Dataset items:
● ● ●
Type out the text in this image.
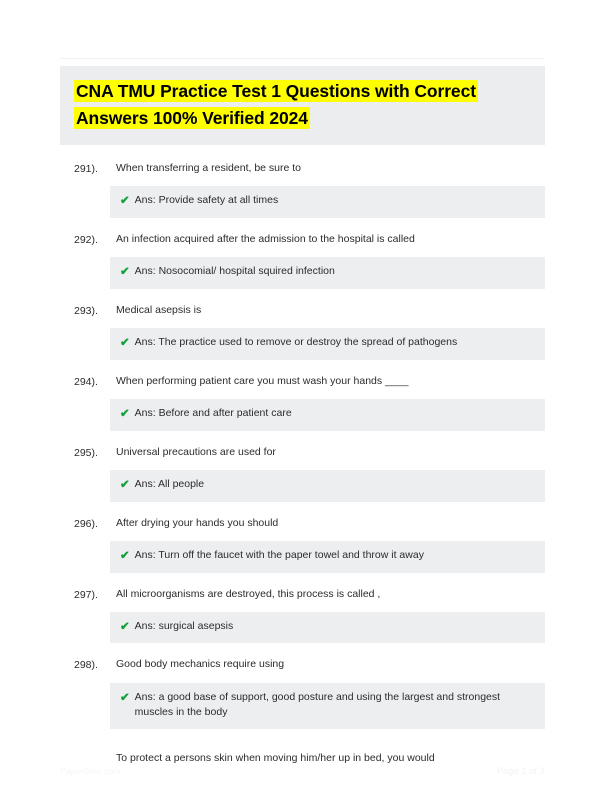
CNA TMU Practice Test 1 Questions with Correct Answers 100% Verified 2024
291).	When transferring a resident, be sure to
✔ Ans: Provide safety at all times
292).	An infection acquired after the admission to the hospital is called
✔ Ans: Nosocomial/ hospital squired infection
293).	Medical asepsis is
✔ Ans: The practice used to remove or destroy the spread of pathogens
294).	When performing patient care you must wash your hands ____
✔ Ans: Before and after patient care
295).	Universal precautions are used for
✔ Ans: All people
296).	After drying your hands you should
✔ Ans: Turn off the faucet with the paper towel and throw it away
297).	All microorganisms are destroyed, this process is called ,
✔ Ans: surgical asepsis
298).	Good body mechanics require using
✔ Ans: a good base of support, good posture and using the largest and strongest muscles in the body
To protect a persons skin when moving him/her up in bed, you would
PaperStoc.com	Page 1 of 3
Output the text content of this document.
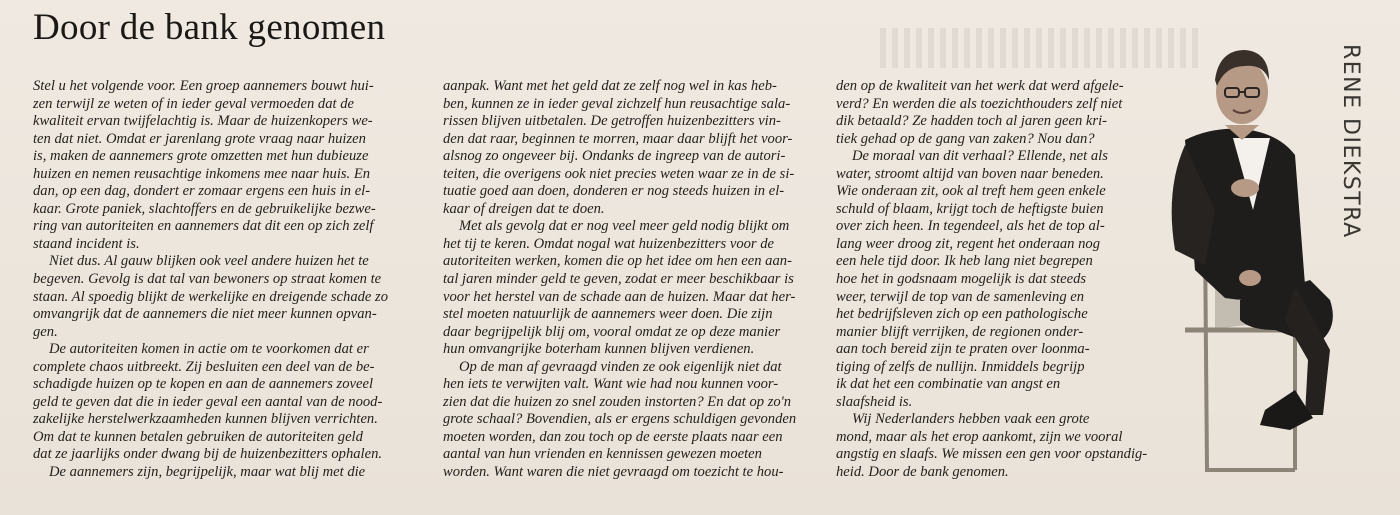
Door de bank genomen

Stel u het volgende voor. Een groep aannemers bouwt hui-
zen terwijl ze weten of in ieder geval vermoeden dat de
kwaliteit ervan twijfelachtig is. Maar de huizenkopers we-
ten dat niet. Omdat er jarenlang grote vraag naar huizen
is, maken de aannemers grote omzetten met hun dubieuze
huizen en nemen reusachtige inkomens mee naar huis. En
dan, op een dag, dondert er zomaar ergens een huis in el-
kaar. Grote paniek, slachtoffers en de gebruikelijke bezwe-
ring van autoriteiten en aannemers dat dit een op zich zelf
staand incident is.

Niet dus. Al gauw blijken ook veel andere huizen het te
begeven. Gevolg is dat tal van bewoners op straat komen te
staan. Al spoedig blijkt de werkelijke en dreigende schade zo
omvangrijk dat de aannemers die niet meer kunnen opvan-
gen.

De autoriteiten komen in actie om te voorkomen dat er
complete chaos uitbreekt. Zij besluiten een deel van de be-
schadigde huizen op te kopen en aan de aannemers zoveel
geld te geven dat die in ieder geval een aantal van de nood-
zakelijke herstelwerkzaamheden kunnen blijven verrichten.
Om dat te kunnen betalen gebruiken de autoriteiten geld
dat ze jaarlijks onder dwang bij de huizenbezitters ophalen.

De aannemers zijn, begrijpelijk, maar wat blij met die

aanpak. Want met het geld dat ze zelf nog wel in kas heb-
ben, kunnen ze in ieder geval zichzelf hun reusachtige sala-
rissen blijven uitbetalen. De getroffen huizenbezitters vin-
den dat raar, beginnen te morren, maar daar blijft het voor-
alsnog zo ongeveer bij. Ondanks de ingreep van de autori-
teiten, die overigens ook niet precies weten waar ze in de si-
tuatie goed aan doen, donderen er nog steeds huizen in el-
kaar of dreigen dat te doen.

Met als gevolg dat er nog veel meer geld nodig blijkt om
het tij te keren. Omdat nogal wat huizenbezitters voor de
autoriteiten werken, komen die op het idee om hen een aan-
tal jaren minder geld te geven, zodat er meer beschikbaar is
voor het herstel van de schade aan de huizen. Maar dat her-
stel moeten natuurlijk de aannemers weer doen. Die zijn
daar begrijpelijk blij om, vooral omdat ze op deze manier
hun omvangrijke boterham kunnen blijven verdienen.

Op de man af gevraagd vinden ze ook eigenlijk niet dat
hen iets te verwijten valt. Want wie had nou kunnen voor-
zien dat die huizen zo snel zouden instorten? En dat op zo'n
grote schaal? Bovendien, als er ergens schuldigen gevonden
moeten worden, dan zou toch op de eerste plaats naar een
aantal van hun vrienden en kennissen gewezen moeten
worden. Want waren die niet gevraagd om toezicht te hou-

den op de kwaliteit van het werk dat werd afgele-
verd? En werden die als toezichthouders zelf niet
dik betaald? Ze hadden toch al jaren geen kri-
tiek gehad op de gang van zaken? Nou dan?

De moraal van dit verhaal? Ellende, net als
water, stroomt altijd van boven naar beneden.
Wie onderaan zit, ook al treft hem geen enkele
schuld of blaam, krijgt toch de heftigste buien
over zich heen. In tegendeel, als het de top al-
lang weer droog zit, regent het onderaan nog
een hele tijd door. Ik heb lang niet begrepen
hoe het in godsnaam mogelijk is dat steeds
weer, terwijl de top van de samenleving en
het bedrijfsleven zich op een pathologische
manier blijft verrijken, de regionen onder-
aan toch bereid zijn te praten over loonma-
tiging of zelfs de nullijn. Inmiddels begrijp
ik dat het een combinatie van angst en
slaafsheid is.

Wij Nederlanders hebben vaak een grote
mond, maar als het erop aankomt, zijn we vooral
angstig en slaafs. We missen een gen voor opstandig-
heid. Door de bank genomen.

RENE DIEKSTRA
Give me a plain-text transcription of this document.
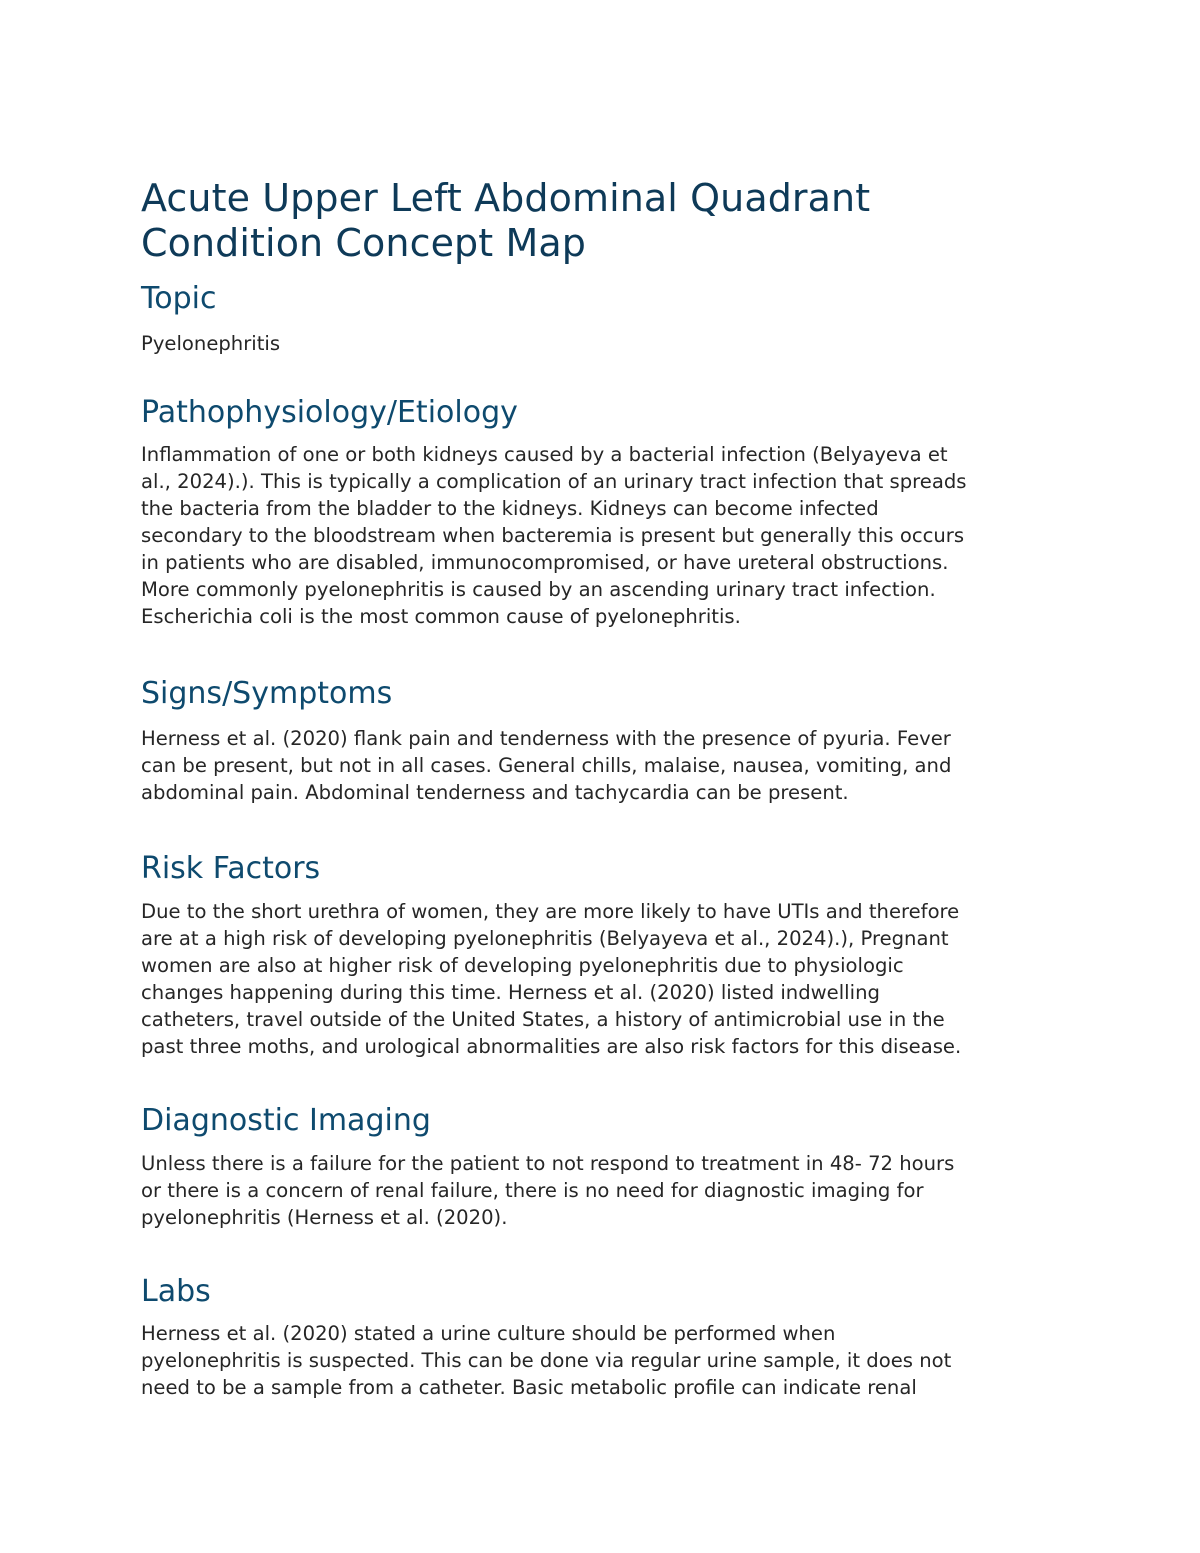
Acute Upper Left Abdominal Quadrant
Condition Concept Map
Topic

Pyelonephritis

Pathophysiology/Etiology

Inflammation of one or both kidneys caused by a bacterial infection (Belyayeva et
al., 2024).). This is typically a complication of an urinary tract infection that spreads
the bacteria from the bladder to the kidneys. Kidneys can become infected
secondary to the bloodstream when bacteremia is present but generally this occurs
in patients who are disabled, immunocompromised, or have ureteral obstructions.
More commonly pyelonephritis is caused by an ascending urinary tract infection.
Escherichia coli is the most common cause of pyelonephritis.

Signs/Symptoms

Herness et al. (2020) flank pain and tenderness with the presence of pyuria. Fever
can be present, but not in all cases. General chills, malaise, nausea, vomiting, and
abdominal pain. Abdominal tenderness and tachycardia can be present.

Risk Factors

Due to the short urethra of women, they are more likely to have UTIs and therefore
are at a high risk of developing pyelonephritis (Belyayeva et al., 2024).), Pregnant
women are also at higher risk of developing pyelonephritis due to physiologic
changes happening during this time. Herness et al. (2020) listed indwelling
catheters, travel outside of the United States, a history of antimicrobial use in the
past three moths, and urological abnormalities are also risk factors for this disease.

Diagnostic Imaging

Unless there is a failure for the patient to not respond to treatment in 48- 72 hours
or there is a concern of renal failure, there is no need for diagnostic imaging for
pyelonephritis (Herness et al. (2020).

Labs

Herness et al. (2020) stated a urine culture should be performed when
pyelonephritis is suspected. This can be done via regular urine sample, it does not
need to be a sample from a catheter. Basic metabolic profile can indicate renal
● ● ●
## PROBLEM DETAILS
Copy out all the data exactly, skipping the pictures.

## SOLVED PROBLEM
Type out the text in this image.
CNA TMU Practice Test 1 Questions with Correct Answers 100% Verified 2024
291).	When transferring a resident, be sure to
✔ Ans: Provide safety at all times
292).	An infection acquired after the admission to the hospital is called
✔ Ans: Nosocomial/ hospital squired infection
293).	Medical asepsis is
✔ Ans: The practice used to remove or destroy the spread of pathogens
294).	When performing patient care you must wash your hands ____
✔ Ans: Before and after patient care
295).	Universal precautions are used for
✔ Ans: All people
296).	After drying your hands you should
✔ Ans: Turn off the faucet with the paper towel and throw it away
297).	All microorganisms are destroyed, this process is called ,
✔ Ans: surgical asepsis
298).	Good body mechanics require using
✔ Ans: a good base of support, good posture and using the largest and strongest muscles in the body
To protect a persons skin when moving him/her up in bed, you would
PaperStoc.com	Page 1 of 3
Output the text content of this document.
Door de bank genomen

Stel u het volgende voor. Een groep aannemers bouwt hui-
zen terwijl ze weten of in ieder geval vermoeden dat de
kwaliteit ervan twijfelachtig is. Maar de huizenkopers we-
ten dat niet. Omdat er jarenlang grote vraag naar huizen
is, maken de aannemers grote omzetten met hun dubieuze
huizen en nemen reusachtige inkomens mee naar huis. En
dan, op een dag, dondert er zomaar ergens een huis in el-
kaar. Grote paniek, slachtoffers en de gebruikelijke bezwe-
ring van autoriteiten en aannemers dat dit een op zich zelf
staand incident is.

Niet dus. Al gauw blijken ook veel andere huizen het te
begeven. Gevolg is dat tal van bewoners op straat komen te
staan. Al spoedig blijkt de werkelijke en dreigende schade zo
omvangrijk dat de aannemers die niet meer kunnen opvan-
gen.

De autoriteiten komen in actie om te voorkomen dat er
complete chaos uitbreekt. Zij besluiten een deel van de be-
schadigde huizen op te kopen en aan de aannemers zoveel
geld te geven dat die in ieder geval een aantal van de nood-
zakelijke herstelwerkzaamheden kunnen blijven verrichten.
Om dat te kunnen betalen gebruiken de autoriteiten geld
dat ze jaarlijks onder dwang bij de huizenbezitters ophalen.

De aannemers zijn, begrijpelijk, maar wat blij met die

aanpak. Want met het geld dat ze zelf nog wel in kas heb-
ben, kunnen ze in ieder geval zichzelf hun reusachtige sala-
rissen blijven uitbetalen. De getroffen huizenbezitters vin-
den dat raar, beginnen te morren, maar daar blijft het voor-
alsnog zo ongeveer bij. Ondanks de ingreep van de autori-
teiten, die overigens ook niet precies weten waar ze in de si-
tuatie goed aan doen, donderen er nog steeds huizen in el-
kaar of dreigen dat te doen.

Met als gevolg dat er nog veel meer geld nodig blijkt om
het tij te keren. Omdat nogal wat huizenbezitters voor de
autoriteiten werken, komen die op het idee om hen een aan-
tal jaren minder geld te geven, zodat er meer beschikbaar is
voor het herstel van de schade aan de huizen. Maar dat her-
stel moeten natuurlijk de aannemers weer doen. Die zijn
daar begrijpelijk blij om, vooral omdat ze op deze manier
hun omvangrijke boterham kunnen blijven verdienen.

Op de man af gevraagd vinden ze ook eigenlijk niet dat
hen iets te verwijten valt. Want wie had nou kunnen voor-
zien dat die huizen zo snel zouden instorten? En dat op zo'n
grote schaal? Bovendien, als er ergens schuldigen gevonden
moeten worden, dan zou toch op de eerste plaats naar een
aantal van hun vrienden en kennissen gewezen moeten
worden. Want waren die niet gevraagd om toezicht te hou-

den op de kwaliteit van het werk dat werd afgele-
verd? En werden die als toezichthouders zelf niet
dik betaald? Ze hadden toch al jaren geen kri-
tiek gehad op de gang van zaken? Nou dan?

De moraal van dit verhaal? Ellende, net als
water, stroomt altijd van boven naar beneden.
Wie onderaan zit, ook al treft hem geen enkele
schuld of blaam, krijgt toch de heftigste buien
over zich heen. In tegendeel, als het de top al-
lang weer droog zit, regent het onderaan nog
een hele tijd door. Ik heb lang niet begrepen
hoe het in godsnaam mogelijk is dat steeds
weer, terwijl de top van de samenleving en
het bedrijfsleven zich op een pathologische
manier blijft verrijken, de regionen onder-
aan toch bereid zijn te praten over loonma-
tiging of zelfs de nullijn. Inmiddels begrijp
ik dat het een combinatie van angst en
slaafsheid is.

Wij Nederlanders hebben vaak een grote
mond, maar als het erop aankomt, zijn we vooral
angstig en slaafs. We missen een gen voor opstandig-
heid. Door de bank genomen.

RENE DIEKSTRA
Give me a plain-text transcription of this document.
Acute Upper Left Abdominal Quadrant
Condition Concept Map
Topic

Pyelonephritis

Pathophysiology/Etiology

Inflammation of one or both kidneys caused by a bacterial infection (Belyayeva et
al., 2024).). This is typically a complication of an urinary tract infection that spreads
the bacteria from the bladder to the kidneys. Kidneys can become infected
secondary to the bloodstream when bacteremia is present but generally this occurs
in patients who are disabled, immunocompromised, or have ureteral obstructions.
More commonly pyelonephritis is caused by an ascending urinary tract infection.
Escherichia coli is the most common cause of pyelonephritis.

Signs/Symptoms

Herness et al. (2020) flank pain and tenderness with the presence of pyuria. Fever
can be present, but not in all cases. General chills, malaise, nausea, vomiting, and
abdominal pain. Abdominal tenderness and tachycardia can be present.

Risk Factors

Due to the short urethra of women, they are more likely to have UTIs and therefore
are at a high risk of developing pyelonephritis (Belyayeva et al., 2024).), Pregnant
women are also at higher risk of developing pyelonephritis due to physiologic
changes happening during this time. Herness et al. (2020) listed indwelling
catheters, travel outside of the United States, a history of antimicrobial use in the
past three moths, and urological abnormalities are also risk factors for this disease.

Diagnostic Imaging

Unless there is a failure for the patient to not respond to treatment in 48- 72 hours
or there is a concern of renal failure, there is no need for diagnostic imaging for
pyelonephritis (Herness et al. (2020).

Labs

Herness et al. (2020) stated a urine culture should be performed when
pyelonephritis is suspected. This can be done via regular urine sample, it does not
need to be a sample from a catheter. Basic metabolic profile can indicate renal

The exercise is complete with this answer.